_Work required_.
Rewrite the lines from the first one through the line containing "355, 429, 357]", changing "colorbar-swatch" to "legend-swatch" and leaving everything else as it is.

_Dataset_.
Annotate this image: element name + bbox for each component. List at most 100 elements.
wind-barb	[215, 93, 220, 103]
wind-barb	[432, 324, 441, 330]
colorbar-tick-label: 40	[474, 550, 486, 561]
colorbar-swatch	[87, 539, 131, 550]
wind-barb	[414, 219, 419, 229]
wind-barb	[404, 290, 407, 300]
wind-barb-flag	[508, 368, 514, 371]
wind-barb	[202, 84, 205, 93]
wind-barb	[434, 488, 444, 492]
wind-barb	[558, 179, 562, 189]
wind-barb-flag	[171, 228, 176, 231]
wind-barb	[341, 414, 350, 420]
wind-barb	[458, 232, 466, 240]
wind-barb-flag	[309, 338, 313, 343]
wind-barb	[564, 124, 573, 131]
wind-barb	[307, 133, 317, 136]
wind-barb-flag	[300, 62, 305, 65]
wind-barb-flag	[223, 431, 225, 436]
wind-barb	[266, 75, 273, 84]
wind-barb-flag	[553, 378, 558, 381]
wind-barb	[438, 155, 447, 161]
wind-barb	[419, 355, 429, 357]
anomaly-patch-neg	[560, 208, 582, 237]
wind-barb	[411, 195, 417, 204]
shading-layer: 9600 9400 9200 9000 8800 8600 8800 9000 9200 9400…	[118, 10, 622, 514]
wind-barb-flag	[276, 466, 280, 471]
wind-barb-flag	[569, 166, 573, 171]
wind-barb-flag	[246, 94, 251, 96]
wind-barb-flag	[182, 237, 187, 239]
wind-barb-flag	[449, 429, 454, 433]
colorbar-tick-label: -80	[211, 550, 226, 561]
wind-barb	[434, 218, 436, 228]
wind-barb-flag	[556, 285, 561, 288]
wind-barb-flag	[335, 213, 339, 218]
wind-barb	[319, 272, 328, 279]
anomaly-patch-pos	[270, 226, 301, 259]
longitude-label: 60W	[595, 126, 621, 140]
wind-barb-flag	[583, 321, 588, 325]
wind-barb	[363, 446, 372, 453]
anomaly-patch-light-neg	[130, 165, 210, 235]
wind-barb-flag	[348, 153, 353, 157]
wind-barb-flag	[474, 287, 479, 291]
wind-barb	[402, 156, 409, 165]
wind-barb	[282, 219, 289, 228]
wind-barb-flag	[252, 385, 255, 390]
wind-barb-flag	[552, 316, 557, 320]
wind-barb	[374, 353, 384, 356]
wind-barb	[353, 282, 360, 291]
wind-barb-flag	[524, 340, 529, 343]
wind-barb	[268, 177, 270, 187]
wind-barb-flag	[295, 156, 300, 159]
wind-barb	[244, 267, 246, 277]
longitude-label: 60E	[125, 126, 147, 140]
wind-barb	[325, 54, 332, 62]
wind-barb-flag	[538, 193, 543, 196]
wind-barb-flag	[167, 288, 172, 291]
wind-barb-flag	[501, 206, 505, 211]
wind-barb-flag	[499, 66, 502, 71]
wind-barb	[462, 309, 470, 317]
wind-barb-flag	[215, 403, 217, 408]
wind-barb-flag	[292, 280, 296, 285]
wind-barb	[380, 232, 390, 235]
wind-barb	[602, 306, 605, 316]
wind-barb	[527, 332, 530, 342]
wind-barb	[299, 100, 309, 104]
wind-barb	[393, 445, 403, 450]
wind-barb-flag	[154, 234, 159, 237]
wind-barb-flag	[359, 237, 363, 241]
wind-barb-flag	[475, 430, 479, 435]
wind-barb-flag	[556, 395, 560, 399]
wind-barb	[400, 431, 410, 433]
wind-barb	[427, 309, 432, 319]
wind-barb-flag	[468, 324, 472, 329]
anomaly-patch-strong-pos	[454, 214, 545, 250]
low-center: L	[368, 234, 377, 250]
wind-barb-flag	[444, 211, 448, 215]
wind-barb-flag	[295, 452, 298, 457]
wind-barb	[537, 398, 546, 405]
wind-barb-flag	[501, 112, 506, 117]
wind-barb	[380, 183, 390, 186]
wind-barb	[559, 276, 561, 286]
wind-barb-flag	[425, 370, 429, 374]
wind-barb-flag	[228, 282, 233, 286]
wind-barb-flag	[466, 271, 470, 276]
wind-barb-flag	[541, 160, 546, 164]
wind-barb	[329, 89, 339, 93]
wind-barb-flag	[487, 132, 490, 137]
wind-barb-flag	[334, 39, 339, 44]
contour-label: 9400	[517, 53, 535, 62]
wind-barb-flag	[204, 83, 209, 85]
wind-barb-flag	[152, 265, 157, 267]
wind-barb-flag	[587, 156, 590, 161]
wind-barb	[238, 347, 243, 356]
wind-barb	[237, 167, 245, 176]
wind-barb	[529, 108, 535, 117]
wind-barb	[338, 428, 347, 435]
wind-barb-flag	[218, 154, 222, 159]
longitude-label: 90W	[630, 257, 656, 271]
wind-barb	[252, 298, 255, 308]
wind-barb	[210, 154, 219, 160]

_Reply_.
Annotate this image: element name + bbox for each component. List at most 100 elements.
wind-barb	[215, 93, 220, 103]
wind-barb	[432, 324, 441, 330]
colorbar-tick-label: 40	[474, 550, 486, 561]
legend-swatch	[87, 539, 131, 550]
wind-barb	[414, 219, 419, 229]
wind-barb	[404, 290, 407, 300]
wind-barb-flag	[508, 368, 514, 371]
wind-barb	[202, 84, 205, 93]
wind-barb	[434, 488, 444, 492]
wind-barb	[558, 179, 562, 189]
wind-barb-flag	[171, 228, 176, 231]
wind-barb	[341, 414, 350, 420]
wind-barb	[458, 232, 466, 240]
wind-barb-flag	[309, 338, 313, 343]
wind-barb	[564, 124, 573, 131]
wind-barb	[307, 133, 317, 136]
wind-barb-flag	[300, 62, 305, 65]
wind-barb-flag	[223, 431, 225, 436]
wind-barb	[266, 75, 273, 84]
wind-barb-flag	[553, 378, 558, 381]
wind-barb	[438, 155, 447, 161]
wind-barb	[419, 355, 429, 357]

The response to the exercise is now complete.